**GIVEN INSTRUCTION**
Using the entries that follow, collect the lines where the word "DDoS" appears.

(Records excerpted from a collection)

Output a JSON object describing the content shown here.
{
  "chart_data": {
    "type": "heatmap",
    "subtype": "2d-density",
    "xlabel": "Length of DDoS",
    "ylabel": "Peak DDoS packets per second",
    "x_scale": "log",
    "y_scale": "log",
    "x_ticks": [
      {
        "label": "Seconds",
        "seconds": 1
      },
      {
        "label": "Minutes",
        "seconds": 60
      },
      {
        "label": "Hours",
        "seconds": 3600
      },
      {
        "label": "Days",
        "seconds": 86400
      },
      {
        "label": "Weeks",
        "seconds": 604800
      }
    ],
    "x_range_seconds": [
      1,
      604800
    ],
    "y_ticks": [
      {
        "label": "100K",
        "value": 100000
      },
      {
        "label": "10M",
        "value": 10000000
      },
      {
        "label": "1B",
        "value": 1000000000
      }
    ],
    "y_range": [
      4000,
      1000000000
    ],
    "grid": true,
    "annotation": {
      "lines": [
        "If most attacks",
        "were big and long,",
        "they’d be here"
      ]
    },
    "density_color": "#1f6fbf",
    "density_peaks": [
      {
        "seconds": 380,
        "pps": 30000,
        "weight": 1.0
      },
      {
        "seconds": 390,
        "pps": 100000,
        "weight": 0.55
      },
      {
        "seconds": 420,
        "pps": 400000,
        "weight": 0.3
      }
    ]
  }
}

**RESULT**
    "xlabel": "Length of DDoS",
    "ylabel": "Peak DDoS packets per second",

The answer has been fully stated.